◆ TASK STATEMENT
Quote, word for word, the line containing "Output a JSON" and all lines that follow it to the end of the records, with no pictures.

### THE RECORDS

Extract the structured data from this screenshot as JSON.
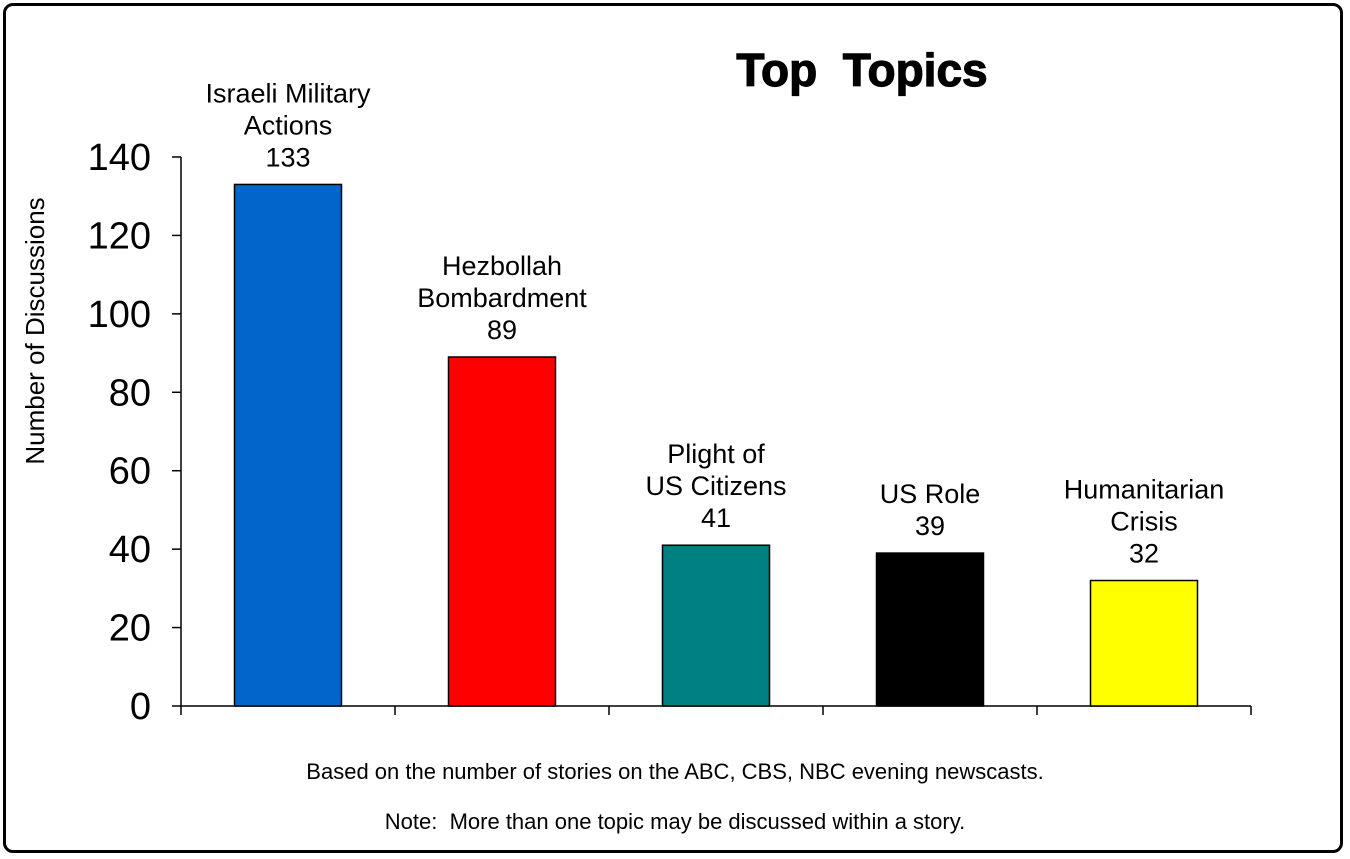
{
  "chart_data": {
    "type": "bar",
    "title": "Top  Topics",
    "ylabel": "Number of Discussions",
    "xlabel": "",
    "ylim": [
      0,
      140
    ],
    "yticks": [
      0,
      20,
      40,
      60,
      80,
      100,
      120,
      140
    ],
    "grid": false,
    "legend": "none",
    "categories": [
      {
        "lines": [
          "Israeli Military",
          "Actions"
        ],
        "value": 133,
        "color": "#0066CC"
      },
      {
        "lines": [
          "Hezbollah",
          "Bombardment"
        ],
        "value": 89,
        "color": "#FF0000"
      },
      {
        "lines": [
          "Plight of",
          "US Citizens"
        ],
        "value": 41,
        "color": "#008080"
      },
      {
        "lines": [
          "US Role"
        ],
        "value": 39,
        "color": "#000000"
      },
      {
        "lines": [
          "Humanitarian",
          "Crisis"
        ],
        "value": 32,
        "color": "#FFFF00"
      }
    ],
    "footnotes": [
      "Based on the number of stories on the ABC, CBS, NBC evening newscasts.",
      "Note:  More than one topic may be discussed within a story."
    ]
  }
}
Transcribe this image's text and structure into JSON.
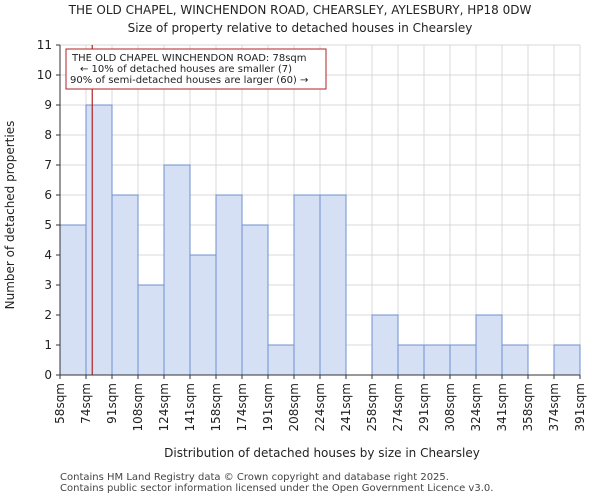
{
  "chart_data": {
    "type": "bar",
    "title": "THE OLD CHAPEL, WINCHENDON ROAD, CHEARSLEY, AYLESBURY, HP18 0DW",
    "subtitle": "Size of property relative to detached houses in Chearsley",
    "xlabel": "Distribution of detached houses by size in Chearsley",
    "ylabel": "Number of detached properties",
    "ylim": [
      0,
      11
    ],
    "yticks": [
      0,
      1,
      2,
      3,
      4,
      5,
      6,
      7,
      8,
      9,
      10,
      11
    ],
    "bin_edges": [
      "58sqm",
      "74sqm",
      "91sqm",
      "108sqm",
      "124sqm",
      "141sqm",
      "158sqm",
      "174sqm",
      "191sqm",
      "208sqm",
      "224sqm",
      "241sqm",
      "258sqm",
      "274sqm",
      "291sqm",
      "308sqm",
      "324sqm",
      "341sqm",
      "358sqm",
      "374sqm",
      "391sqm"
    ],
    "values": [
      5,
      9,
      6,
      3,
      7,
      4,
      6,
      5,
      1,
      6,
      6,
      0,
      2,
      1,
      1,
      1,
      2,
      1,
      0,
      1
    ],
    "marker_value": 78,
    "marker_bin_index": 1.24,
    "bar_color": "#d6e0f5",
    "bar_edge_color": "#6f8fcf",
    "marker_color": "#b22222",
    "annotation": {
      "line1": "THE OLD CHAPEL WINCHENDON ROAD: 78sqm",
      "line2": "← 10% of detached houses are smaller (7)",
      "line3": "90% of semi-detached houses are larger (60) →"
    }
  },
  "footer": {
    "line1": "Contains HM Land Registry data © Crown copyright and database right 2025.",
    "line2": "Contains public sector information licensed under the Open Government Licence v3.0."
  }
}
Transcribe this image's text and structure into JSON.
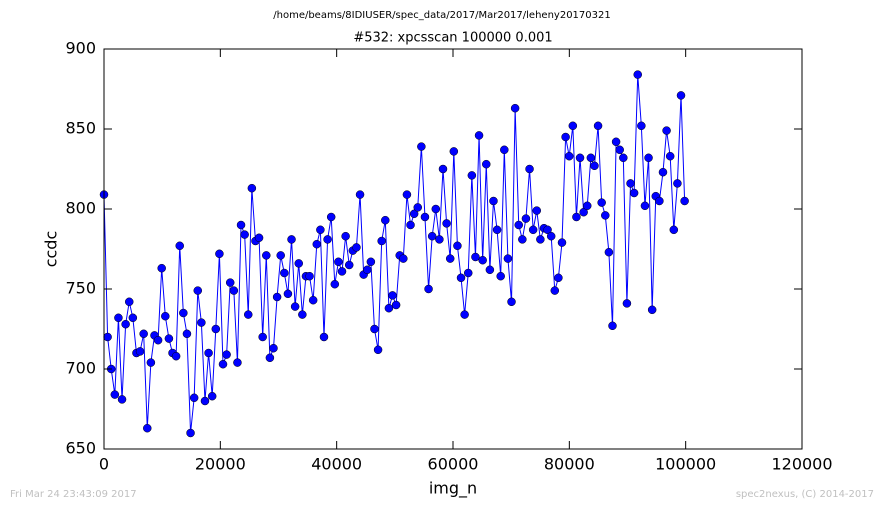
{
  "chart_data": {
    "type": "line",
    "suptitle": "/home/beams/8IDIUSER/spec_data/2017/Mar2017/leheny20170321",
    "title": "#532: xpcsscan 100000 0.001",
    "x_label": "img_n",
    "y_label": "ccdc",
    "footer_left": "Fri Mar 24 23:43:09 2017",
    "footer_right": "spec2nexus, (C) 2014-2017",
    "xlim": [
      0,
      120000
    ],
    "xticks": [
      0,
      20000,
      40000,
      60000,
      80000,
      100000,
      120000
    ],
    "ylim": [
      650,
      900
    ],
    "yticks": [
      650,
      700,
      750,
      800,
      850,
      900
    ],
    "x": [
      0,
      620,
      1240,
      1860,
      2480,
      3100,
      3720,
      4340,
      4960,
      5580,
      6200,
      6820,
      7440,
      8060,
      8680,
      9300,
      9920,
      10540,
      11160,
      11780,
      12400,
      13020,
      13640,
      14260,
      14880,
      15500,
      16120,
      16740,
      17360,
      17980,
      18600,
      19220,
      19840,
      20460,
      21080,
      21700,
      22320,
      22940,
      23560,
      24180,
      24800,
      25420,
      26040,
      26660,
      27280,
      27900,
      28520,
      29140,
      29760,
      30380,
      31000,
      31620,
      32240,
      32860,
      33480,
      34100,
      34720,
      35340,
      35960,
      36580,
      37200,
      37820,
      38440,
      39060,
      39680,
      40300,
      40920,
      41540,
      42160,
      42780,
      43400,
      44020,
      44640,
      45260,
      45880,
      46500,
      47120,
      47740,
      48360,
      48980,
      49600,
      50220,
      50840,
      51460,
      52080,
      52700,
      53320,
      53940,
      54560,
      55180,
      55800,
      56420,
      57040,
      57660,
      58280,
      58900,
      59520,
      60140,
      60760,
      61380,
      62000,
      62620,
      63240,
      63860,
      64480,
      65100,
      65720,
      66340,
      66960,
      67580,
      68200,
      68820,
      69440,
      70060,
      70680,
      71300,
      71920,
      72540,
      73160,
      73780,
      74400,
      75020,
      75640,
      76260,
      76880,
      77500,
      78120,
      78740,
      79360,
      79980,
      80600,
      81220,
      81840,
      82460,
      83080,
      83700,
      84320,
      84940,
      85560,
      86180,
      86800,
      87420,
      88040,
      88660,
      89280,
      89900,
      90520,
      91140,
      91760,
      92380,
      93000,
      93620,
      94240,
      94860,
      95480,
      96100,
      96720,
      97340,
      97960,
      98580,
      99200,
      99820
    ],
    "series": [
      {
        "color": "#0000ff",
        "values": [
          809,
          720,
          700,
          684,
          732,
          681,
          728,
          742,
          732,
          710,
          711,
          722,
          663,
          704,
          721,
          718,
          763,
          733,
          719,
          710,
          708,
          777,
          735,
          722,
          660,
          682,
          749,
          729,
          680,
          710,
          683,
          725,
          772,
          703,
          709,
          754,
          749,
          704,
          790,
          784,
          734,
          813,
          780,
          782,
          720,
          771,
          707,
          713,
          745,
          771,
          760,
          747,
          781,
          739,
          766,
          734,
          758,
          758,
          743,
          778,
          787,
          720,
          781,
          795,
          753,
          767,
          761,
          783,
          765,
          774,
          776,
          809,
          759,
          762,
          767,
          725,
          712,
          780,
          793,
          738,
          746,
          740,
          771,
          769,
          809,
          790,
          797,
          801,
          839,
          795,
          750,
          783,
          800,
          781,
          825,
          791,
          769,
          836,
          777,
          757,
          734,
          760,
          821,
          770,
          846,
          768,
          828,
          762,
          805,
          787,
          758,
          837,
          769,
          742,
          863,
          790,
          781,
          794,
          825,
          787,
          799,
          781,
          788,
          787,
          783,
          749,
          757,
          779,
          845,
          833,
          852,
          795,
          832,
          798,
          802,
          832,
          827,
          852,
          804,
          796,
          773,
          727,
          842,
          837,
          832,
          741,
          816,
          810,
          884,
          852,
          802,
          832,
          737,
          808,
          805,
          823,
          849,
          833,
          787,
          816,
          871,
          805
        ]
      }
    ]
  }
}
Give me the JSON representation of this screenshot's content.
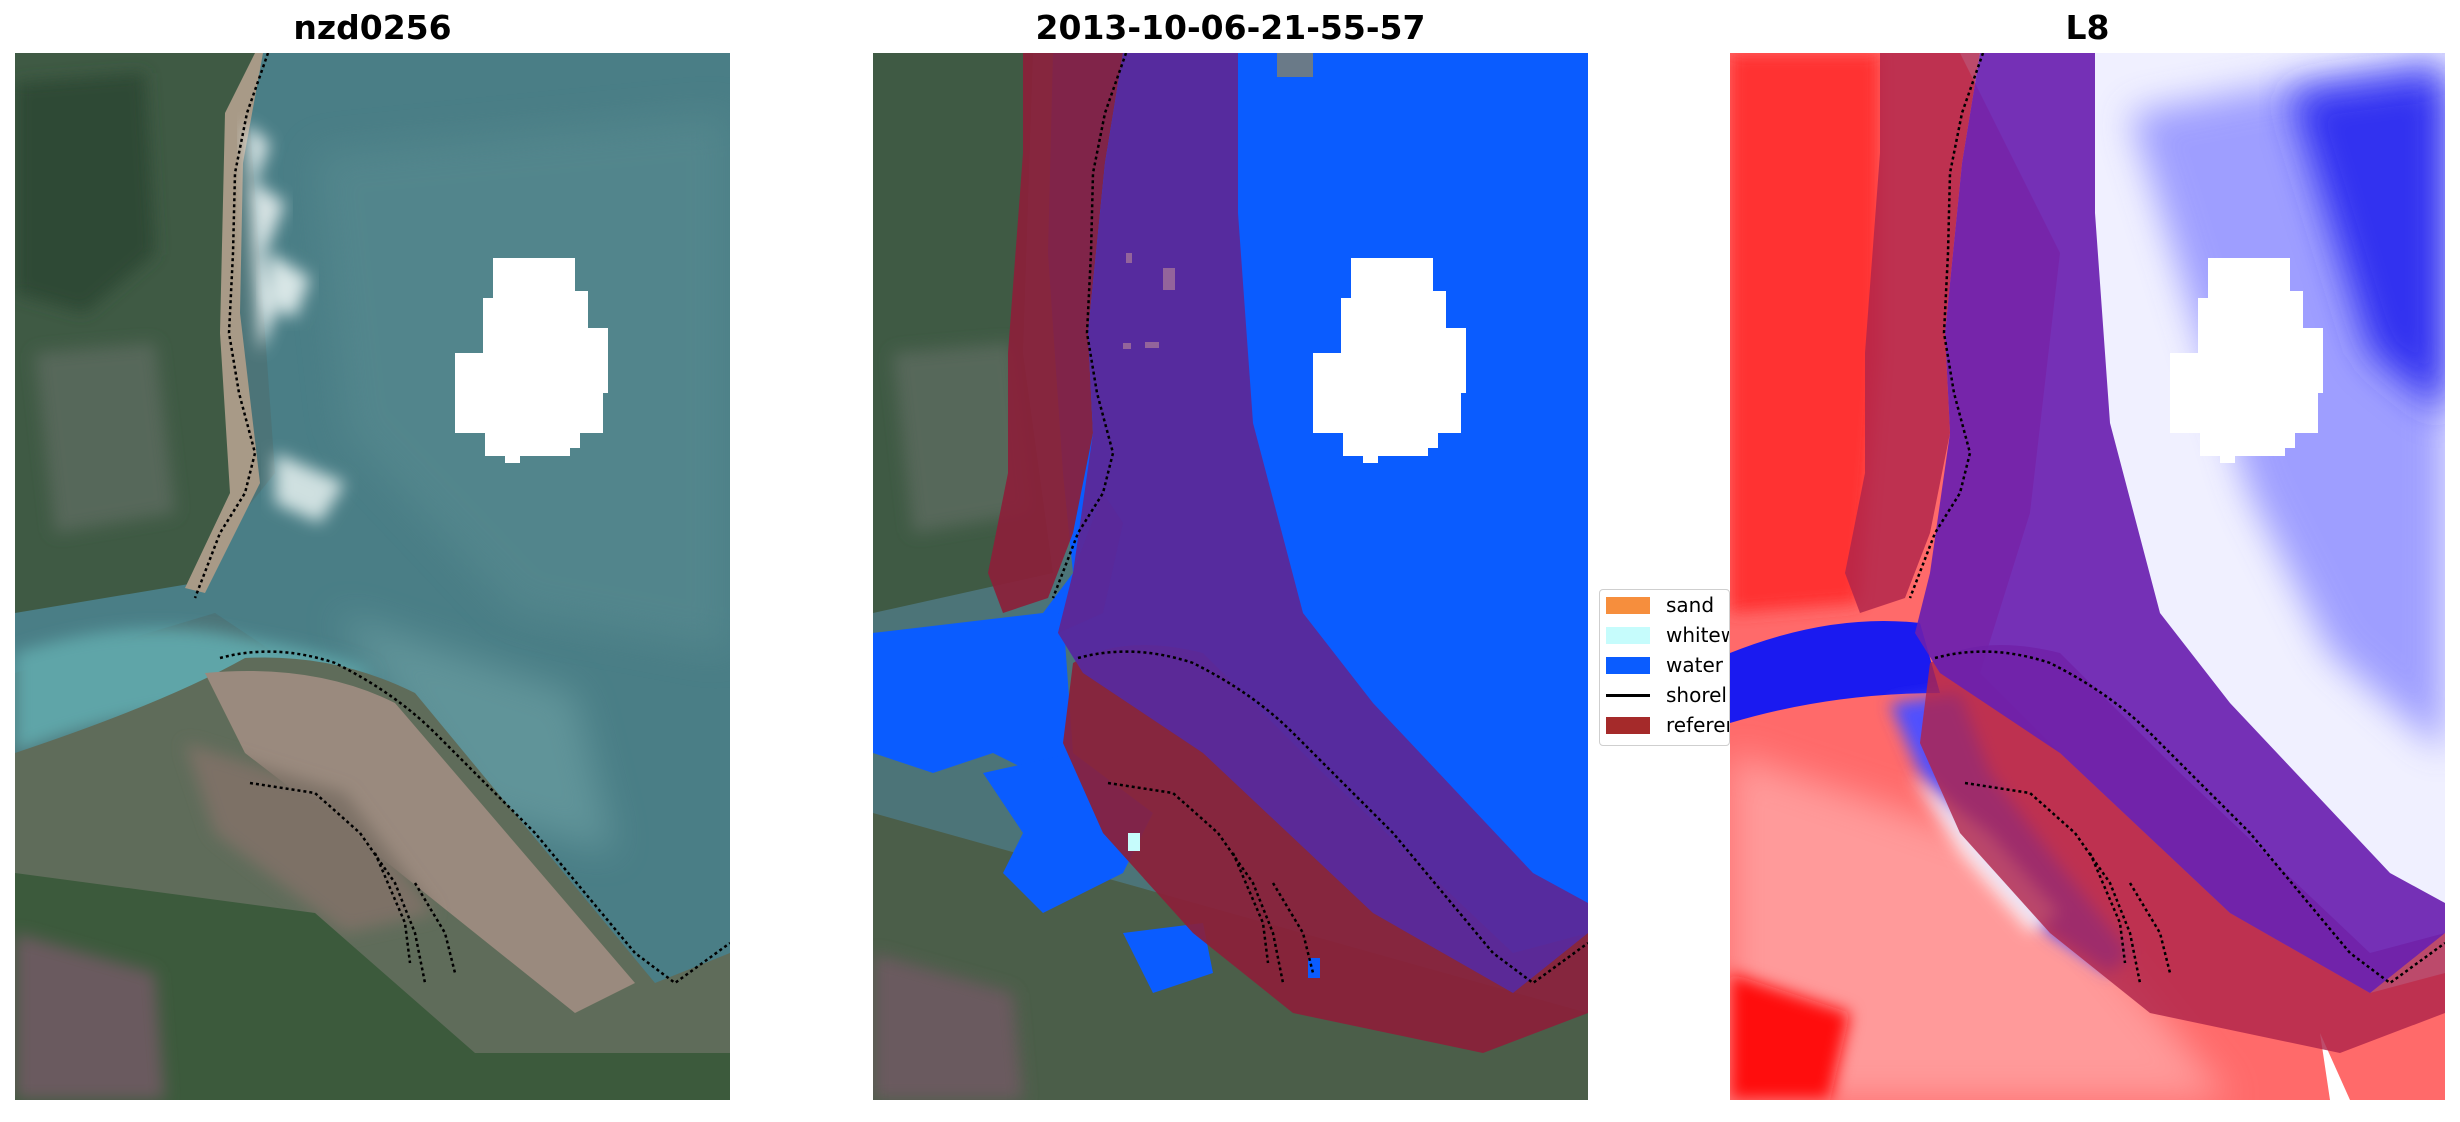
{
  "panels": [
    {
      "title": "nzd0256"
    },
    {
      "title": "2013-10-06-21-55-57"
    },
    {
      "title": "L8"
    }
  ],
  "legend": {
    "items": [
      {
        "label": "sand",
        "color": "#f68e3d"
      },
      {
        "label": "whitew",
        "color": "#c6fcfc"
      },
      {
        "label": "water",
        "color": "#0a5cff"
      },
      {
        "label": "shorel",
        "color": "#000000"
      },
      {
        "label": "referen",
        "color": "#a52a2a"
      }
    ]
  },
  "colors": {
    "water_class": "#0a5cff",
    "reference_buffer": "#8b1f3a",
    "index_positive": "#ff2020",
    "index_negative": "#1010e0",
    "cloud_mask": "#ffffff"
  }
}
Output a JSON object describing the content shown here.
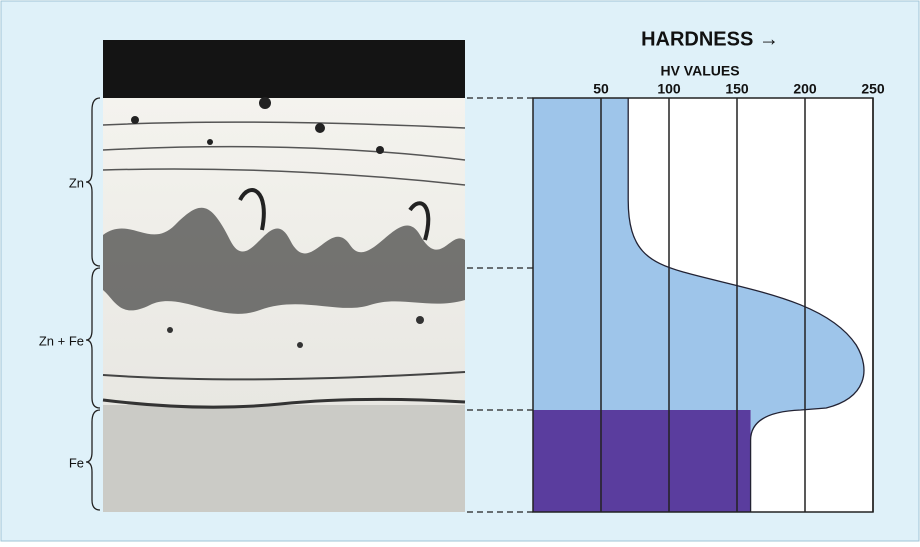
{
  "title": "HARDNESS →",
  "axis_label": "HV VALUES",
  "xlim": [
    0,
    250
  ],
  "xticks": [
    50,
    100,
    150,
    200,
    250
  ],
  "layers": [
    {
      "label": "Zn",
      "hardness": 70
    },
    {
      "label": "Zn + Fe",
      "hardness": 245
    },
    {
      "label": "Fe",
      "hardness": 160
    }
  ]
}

######

◆ IN RESPONSE
Output a JSON object describing the content shown here.
{
  "title": "HARDNESS →",
  "axis_label": "HV VALUES",
  "xlim": [
    0,
    250
  ],
  "xticks": [
    50,
    100,
    150,
    200,
    250
  ],
  "layers": [
    {
      "label": "Zn",
      "hardness": 70
    },
    {
      "label": "Zn + Fe",
      "hardness": 245
    },
    {
      "label": "Fe",
      "hardness": 160
    }
  ]
}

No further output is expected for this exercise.